Copy out each line of the material below that holds the string "Tesis".

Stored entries
::::

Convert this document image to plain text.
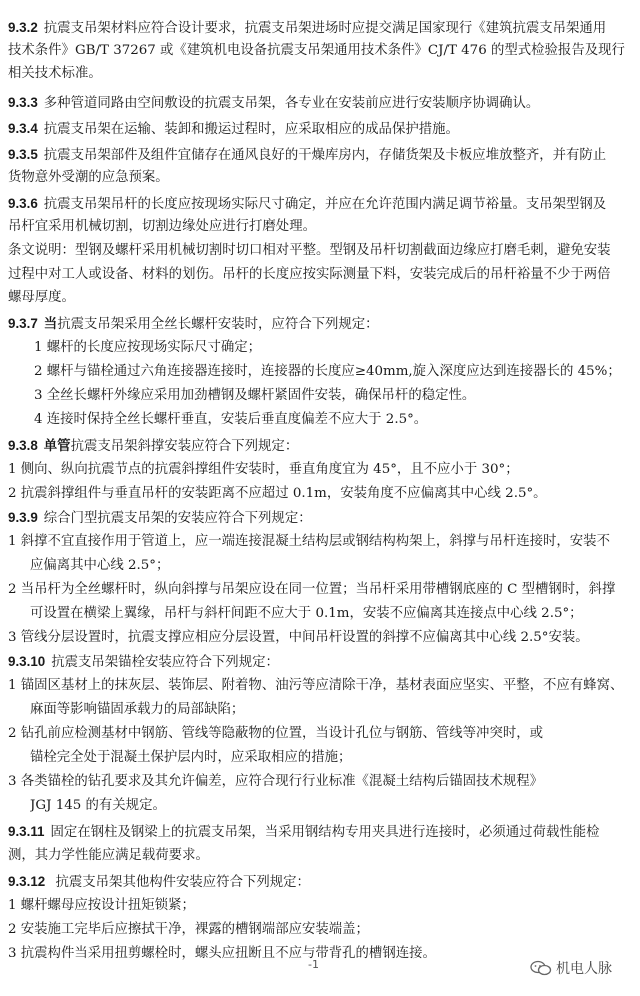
9.3.2 抗震支吊架材料应符合设计要求，抗震支吊架进场时应提交满足国家现行《建筑抗震支吊架通用
技术条件》GB/T 37267 或《建筑机电设备抗震支吊架通用技术条件》CJ/T 476 的型式检验报告及现行
相关技术标准。
9.3.3 多种管道同路由空间敷设的抗震支吊架，各专业在安装前应进行安装顺序协调确认。
9.3.4 抗震支吊架在运输、装卸和搬运过程时，应采取相应的成品保护措施。
9.3.5 抗震支吊架部件及组件宜储存在通风良好的干燥库房内，存储货架及卡板应堆放整齐，并有防止
货物意外受潮的应急预案。
9.3.6 抗震支吊架吊杆的长度应按现场实际尺寸确定，并应在允许范围内满足调节裕量。支吊架型钢及
吊杆宜采用机械切割，切割边缘处应进行打磨处理。
条文说明：型钢及螺杆采用机械切割时切口相对平整。型钢及吊杆切割截面边缘应打磨毛刺，避免安装
过程中对工人或设备、材料的划伤。吊杆的长度应按实际测量下料，安装完成后的吊杆裕量不少于两倍
螺母厚度。
9.3.7 当抗震支吊架采用全丝长螺杆安装时，应符合下列规定：
1 螺杆的长度应按现场实际尺寸确定；
2 螺杆与锚栓通过六角连接器连接时，连接器的长度应≥40mm,旋入深度应达到连接器长的 45%；
3 全丝长螺杆外缘应采用加劲槽钢及螺杆紧固件安装，确保吊杆的稳定性。
4 连接时保持全丝长螺杆垂直，安装后垂直度偏差不应大于 2.5°。
9.3.8 单管抗震支吊架斜撑安装应符合下列规定：
1 侧向、纵向抗震节点的抗震斜撑组件安装时，垂直角度宜为 45°，且不应小于 30°；
2 抗震斜撑组件与垂直吊杆的安装距离不应超过 0.1m，安装角度不应偏离其中心线 2.5°。
9.3.9 综合门型抗震支吊架的安装应符合下列规定：
1 斜撑不宜直接作用于管道上，应一端连接混凝土结构层或钢结构构架上，斜撑与吊杆连接时，安装不
应偏离其中心线 2.5°；
2 当吊杆为全丝螺杆时，纵向斜撑与吊架应设在同一位置；当吊杆采用带槽钢底座的 C 型槽钢时，斜撑
可设置在横梁上翼缘，吊杆与斜杆间距不应大于 0.1m，安装不应偏离其连接点中心线 2.5°；
3 管线分层设置时，抗震支撑应相应分层设置，中间吊杆设置的斜撑不应偏离其中心线 2.5°安装。
9.3.10 抗震支吊架锚栓安装应符合下列规定：
1 锚固区基材上的抹灰层、装饰层、附着物、油污等应清除干净，基材表面应坚实、平整，不应有蜂窝、
麻面等影响锚固承载力的局部缺陷；
2 钻孔前应检测基材中钢筋、管线等隐蔽物的位置，当设计孔位与钢筋、管线等冲突时，或
锚栓完全处于混凝土保护层内时，应采取相应的措施；
3 各类锚栓的钻孔要求及其允许偏差，应符合现行行业标准《混凝土结构后锚固技术规程》
JGJ 145 的有关规定。
9.3.11 固定在钢柱及钢梁上的抗震支吊架，当采用钢结构专用夹具进行连接时，必须通过荷载性能检
测，其力学性能应满足载荷要求。
9.3.12 抗震支吊架其他构件安装应符合下列规定：
1 螺杆螺母应按设计扭矩锁紧；
2 安装施工完毕后应擦拭干净，裸露的槽钢端部应安装端盖；
3 抗震构件当采用扭剪螺栓时，螺头应扭断且不应与带背孔的槽钢连接。
-1	机电人脉
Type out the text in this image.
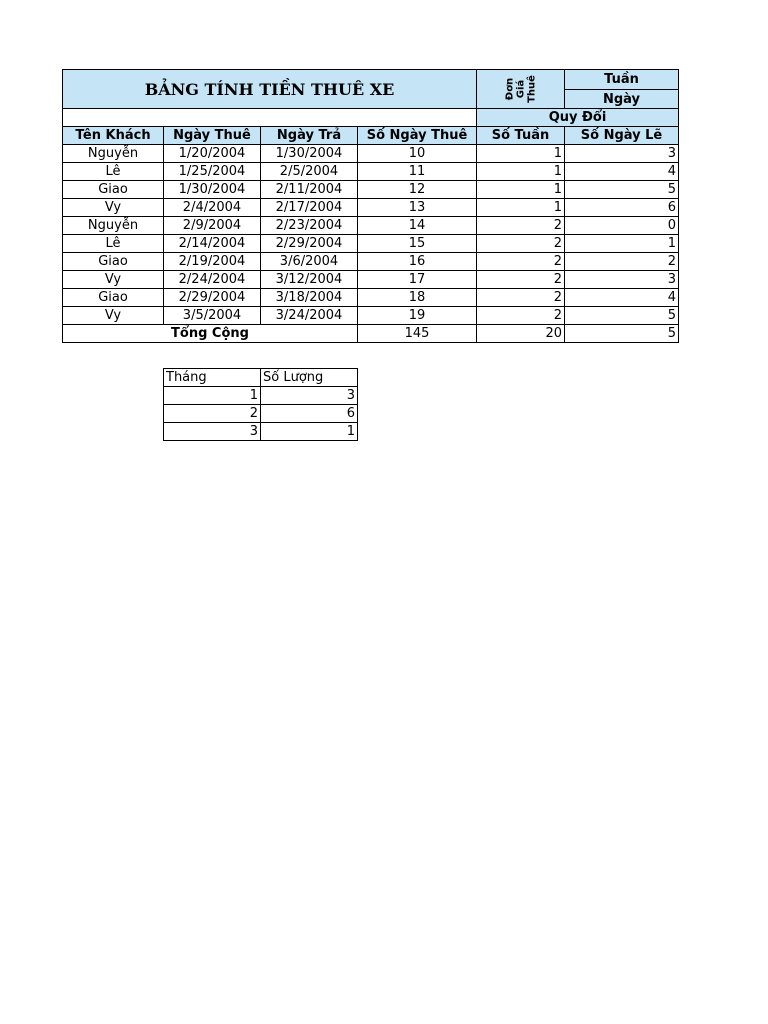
BẢNG TÍNH TIỀN THUÊ XE				Đơn Giá Thuê	Tuần
					Ngày
				Quy Đổi	
Tên Khách	Ngày Thuê	Ngày Trả	Số Ngày Thuê	Số Tuần	Số Ngày Lẽ
Nguyễn	1/20/2004	1/30/2004	10	1	3
Lê	1/25/2004	2/5/2004	11	1	4
Giao	1/30/2004	2/11/2004	12	1	5
Vy	2/4/2004	2/17/2004	13	1	6
Nguyễn	2/9/2004	2/23/2004	14	2	0
Lê	2/14/2004	2/29/2004	15	2	1
Giao	2/19/2004	3/6/2004	16	2	2
Vy	2/24/2004	3/12/2004	17	2	3
Giao	2/29/2004	3/18/2004	18	2	4
Vy	3/5/2004	3/24/2004	19	2	5
Tổng Cộng			145	20	5
Tháng	Số Lượng
1	3
2	6
3	1
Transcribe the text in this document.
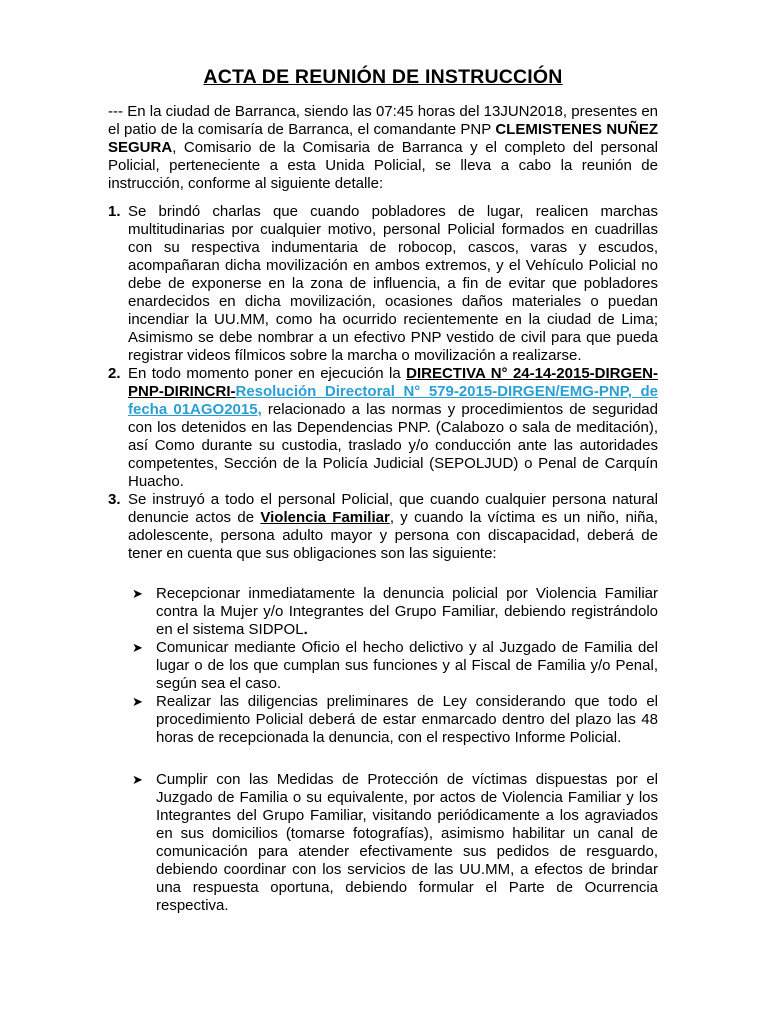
ACTA DE REUNIÓN DE INSTRUCCIÓN
--- En la ciudad de Barranca, siendo las 07:45 horas del 13JUN2018, presentes en el patio de la comisaría de Barranca, el comandante PNP CLEMISTENES NUÑEZ SEGURA, Comisario de la Comisaria de Barranca y el completo del personal Policial, perteneciente a esta Unida Policial, se lleva a cabo la reunión de instrucción, conforme al siguiente detalle:
1. Se brindó charlas que cuando pobladores de lugar, realicen marchas multitudinarias por cualquier motivo, personal Policial formados en cuadrillas con su respectiva indumentaria de robocop, cascos, varas y escudos, acompañaran dicha movilización en ambos extremos, y el Vehículo Policial no debe de exponerse en la zona de influencia, a fin de evitar que pobladores enardecidos en dicha movilización, ocasiones daños materiales o puedan incendiar la UU.MM, como ha ocurrido recientemente en la ciudad de Lima; Asimismo se debe nombrar a un efectivo PNP vestido de civil para que pueda registrar videos fílmicos sobre la marcha o movilización a realizarse.
2. En todo momento poner en ejecución la DIRECTIVA N° 24-14-2015-DIRGEN-PNP-DIRINCRI-Resolución Directoral N° 579-2015-DIRGEN/EMG-PNP, de fecha 01AGO2015, relacionado a las normas y procedimientos de seguridad con los detenidos en las Dependencias PNP. (Calabozo o sala de meditación), así Como durante su custodia, traslado y/o conducción ante las autoridades competentes, Sección de la Policía Judicial (SEPOLJUD) o Penal de Carquín Huacho.
3. Se instruyó a todo el personal Policial, que cuando cualquier persona natural denuncie actos de Violencia Familiar, y cuando la víctima es un niño, niña, adolescente, persona adulto mayor y persona con discapacidad, deberá de tener en cuenta que sus obligaciones son las siguiente:
➤ Recepcionar inmediatamente la denuncia policial por Violencia Familiar contra la Mujer y/o Integrantes del Grupo Familiar, debiendo registrándolo en el sistema SIDPOL.
➤ Comunicar mediante Oficio el hecho delictivo y al Juzgado de Familia del lugar o de los que cumplan sus funciones y al Fiscal de Familia y/o Penal, según sea el caso.
➤ Realizar las diligencias preliminares de Ley considerando que todo el procedimiento Policial deberá de estar enmarcado dentro del plazo las 48 horas de recepcionada la denuncia, con el respectivo Informe Policial.
➤ Cumplir con las Medidas de Protección de víctimas dispuestas por el Juzgado de Familia o su equivalente, por actos de Violencia Familiar y los Integrantes del Grupo Familiar, visitando periódicamente a los agraviados en sus domicilios (tomarse fotografías), asimismo habilitar un canal de comunicación para atender efectivamente sus pedidos de resguardo, debiendo coordinar con los servicios de las UU.MM, a efectos de brindar una respuesta oportuna, debiendo formular el Parte de Ocurrencia respectiva.
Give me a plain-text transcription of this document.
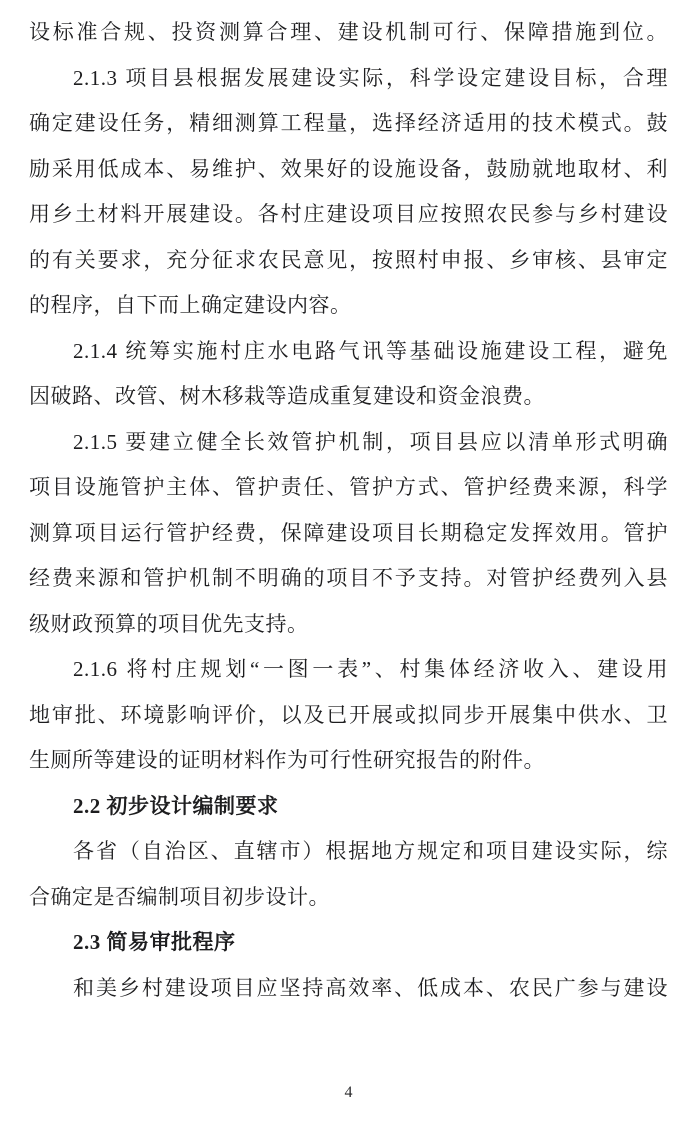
设标准合规、投资测算合理、建设机制可行、保障措施到位。
2.1.3 项目县根据发展建设实际，科学设定建设目标，合理
确定建设任务，精细测算工程量，选择经济适用的技术模式。鼓
励采用低成本、易维护、效果好的设施设备，鼓励就地取材、利
用乡土材料开展建设。各村庄建设项目应按照农民参与乡村建设
的有关要求，充分征求农民意见，按照村申报、乡审核、县审定
的程序，自下而上确定建设内容。
2.1.4 统筹实施村庄水电路气讯等基础设施建设工程，避免
因破路、改管、树木移栽等造成重复建设和资金浪费。
2.1.5 要建立健全长效管护机制，项目县应以清单形式明确
项目设施管护主体、管护责任、管护方式、管护经费来源，科学
测算项目运行管护经费，保障建设项目长期稳定发挥效用。管护
经费来源和管护机制不明确的项目不予支持。对管护经费列入县
级财政预算的项目优先支持。
2.1.6 将村庄规划“一图一表”、村集体经济收入、建设用
地审批、环境影响评价，以及已开展或拟同步开展集中供水、卫
生厕所等建设的证明材料作为可行性研究报告的附件。
2.2 初步设计编制要求
各省（自治区、直辖市）根据地方规定和项目建设实际，综
合确定是否编制项目初步设计。
2.3 简易审批程序
和美乡村建设项目应坚持高效率、低成本、农民广参与建设
4
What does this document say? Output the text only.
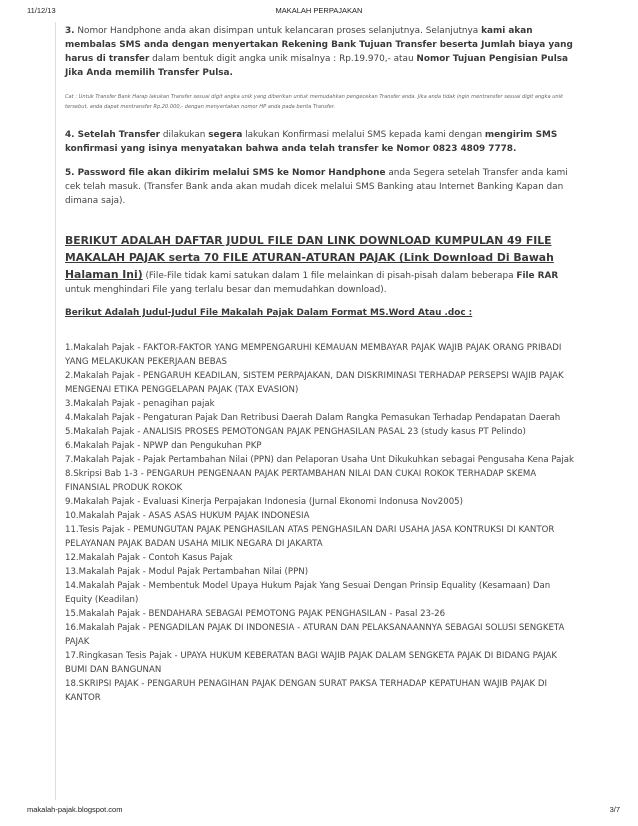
11/12/13	MAKALAH PERPAJAKAN

3. Nomor Handphone anda akan disimpan untuk kelancaran proses selanjutnya. Selanjutnya kami akan membalas SMS anda dengan menyertakan Rekening Bank Tujuan Transfer beserta Jumlah biaya yang harus di transfer dalam bentuk digit angka unik misalnya : Rp.19.970,- atau Nomor Tujuan Pengisian Pulsa Jika Anda memilih Transfer Pulsa.

Cat : Untuk Transfer Bank Harap lakukan Transfer sesuai digit angka unik yang diberikan untuk memudahkan pengecekan Transfer anda. Jika anda tidak ingin mentransfer sesuai digit angka unik tersebut, anda dapat mentransfer Rp.20.000,- dengan menyertakan nomor HP anda pada berita Transfer.

4. Setelah Transfer dilakukan segera lakukan Konfirmasi melalui SMS kepada kami dengan mengirim SMS konfirmasi yang isinya menyatakan bahwa anda telah transfer ke Nomor 0823 4809 7778.

5. Password file akan dikirim melalui SMS ke Nomor Handphone anda Segera setelah Transfer anda kami cek telah masuk. (Transfer Bank anda akan mudah dicek melalui SMS Banking atau Internet Banking Kapan dan dimana saja).

BERIKUT ADALAH DAFTAR JUDUL FILE DAN LINK DOWNLOAD KUMPULAN 49 FILE MAKALAH PAJAK serta 70 FILE ATURAN-ATURAN PAJAK (Link Download Di Bawah Halaman Ini) (File-File tidak kami satukan dalam 1 file melainkan di pisah-pisah dalam beberapa File RAR untuk menghindari File yang terlalu besar dan memudahkan download).

Berikut Adalah Judul-Judul File Makalah Pajak Dalam Format MS.Word Atau .doc :

1.Makalah Pajak - FAKTOR-FAKTOR YANG MEMPENGARUHI KEMAUAN MEMBAYAR PAJAK WAJIB PAJAK ORANG PRIBADI YANG MELAKUKAN PEKERJAAN BEBAS

2.Makalah Pajak - PENGARUH KEADILAN, SISTEM PERPAJAKAN, DAN DISKRIMINASI TERHADAP PERSEPSI WAJIB PAJAK MENGENAI ETIKA PENGGELAPAN PAJAK (TAX EVASION)

3.Makalah Pajak - penagihan pajak

4.Makalah Pajak - Pengaturan Pajak Dan Retribusi Daerah Dalam Rangka Pemasukan Terhadap Pendapatan Daerah

5.Makalah Pajak - ANALISIS PROSES PEMOTONGAN PAJAK PENGHASILAN PASAL 23 (study kasus PT Pelindo)

6.Makalah Pajak - NPWP dan Pengukuhan PKP

7.Makalah Pajak - Pajak Pertambahan Nilai (PPN) dan Pelaporan Usaha Unt Dikukuhkan sebagai Pengusaha Kena Pajak

8.Skripsi Bab 1-3 - PENGARUH PENGENAAN PAJAK PERTAMBAHAN NILAI DAN CUKAI ROKOK TERHADAP SKEMA FINANSIAL PRODUK ROKOK

9.Makalah Pajak - Evaluasi Kinerja Perpajakan Indonesia (Jurnal Ekonomi Indonusa Nov2005)

10.Makalah Pajak - ASAS ASAS HUKUM PAJAK INDONESIA

11.Tesis Pajak - PEMUNGUTAN PAJAK PENGHASILAN ATAS PENGHASILAN DARI USAHA JASA KONTRUKSI DI KANTOR PELAYANAN PAJAK BADAN USAHA MILIK NEGARA DI JAKARTA

12.Makalah Pajak - Contoh Kasus Pajak

13.Makalah Pajak - Modul Pajak Pertambahan Nilai (PPN)

14.Makalah Pajak - Membentuk Model Upaya Hukum Pajak Yang Sesuai Dengan Prinsip Equality (Kesamaan) Dan Equity (Keadilan)

15.Makalah Pajak - BENDAHARA SEBAGAI PEMOTONG PAJAK PENGHASILAN - Pasal 23-26

16.Makalah Pajak - PENGADILAN PAJAK DI INDONESIA - ATURAN DAN PELAKSANAANNYA SEBAGAI SOLUSI SENGKETA PAJAK

17.Ringkasan Tesis Pajak - UPAYA HUKUM KEBERATAN BAGI WAJIB PAJAK DALAM SENGKETA PAJAK DI BIDANG PAJAK BUMI DAN BANGUNAN

18.SKRIPSI PAJAK - PENGARUH PENAGIHAN PAJAK DENGAN SURAT PAKSA TERHADAP KEPATUHAN WAJIB PAJAK DI KANTOR

makalah-pajak.blogspot.com	3/7
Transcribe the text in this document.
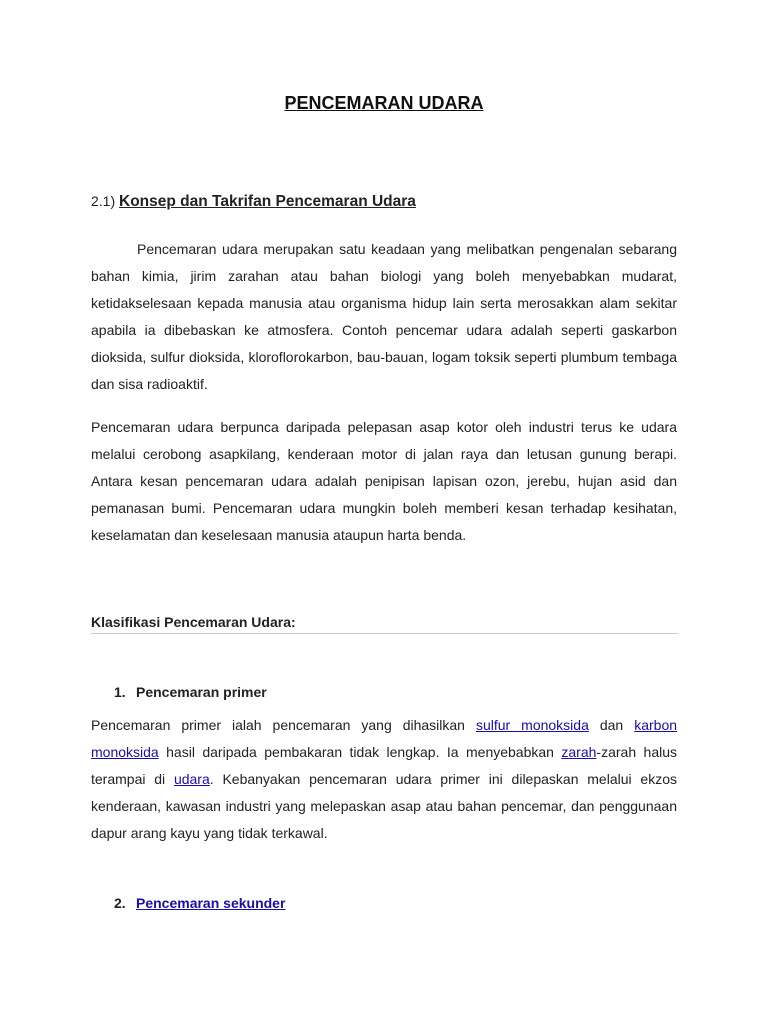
PENCEMARAN UDARA
2.1) Konsep dan Takrifan Pencemaran Udara

Pencemaran udara merupakan satu keadaan yang melibatkan pengenalan sebarang bahan kimia, jirim zarahan atau bahan biologi yang boleh menyebabkan mudarat, ketidakselesaan kepada manusia atau organisma hidup lain serta merosakkan alam sekitar apabila ia dibebaskan ke atmosfera. Contoh pencemar udara adalah seperti gaskarbon dioksida, sulfur dioksida, kloroflorokarbon, bau-bauan, logam toksik seperti plumbum tembaga dan sisa radioaktif.

Pencemaran udara berpunca daripada pelepasan asap kotor oleh industri terus ke udara melalui cerobong asapkilang, kenderaan motor di jalan raya dan letusan gunung berapi. Antara kesan pencemaran udara adalah penipisan lapisan ozon, jerebu, hujan asid dan pemanasan bumi. Pencemaran udara mungkin boleh memberi kesan terhadap kesihatan, keselamatan dan keselesaan manusia ataupun harta benda.

Klasifikasi Pencemaran Udara:
1. Pencemaran primer

Pencemaran primer ialah pencemaran yang dihasilkan sulfur monoksida dan karbon monoksida hasil daripada pembakaran tidak lengkap. Ia menyebabkan zarah-zarah halus terampai di udara. Kebanyakan pencemaran udara primer ini dilepaskan melalui ekzos kenderaan, kawasan industri yang melepaskan asap atau bahan pencemar, dan penggunaan dapur arang kayu yang tidak terkawal.

2. Pencemaran sekunder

::::

▶ Reply:
11.Tesis Pajak - PEMUNGUTAN PAJAK PENGHASILAN ATAS PENGHASILAN DARI USAHA JASA KONTRUKSI DI KANTOR PELAYANAN PAJAK BADAN USAHA MILIK NEGARA DI JAKARTA
17.Ringkasan Tesis Pajak - UPAYA HUKUM KEBERATAN BAGI WAJIB PAJAK DALAM SENGKETA PAJAK DI BIDANG PAJAK BUMI DAN BANGUNAN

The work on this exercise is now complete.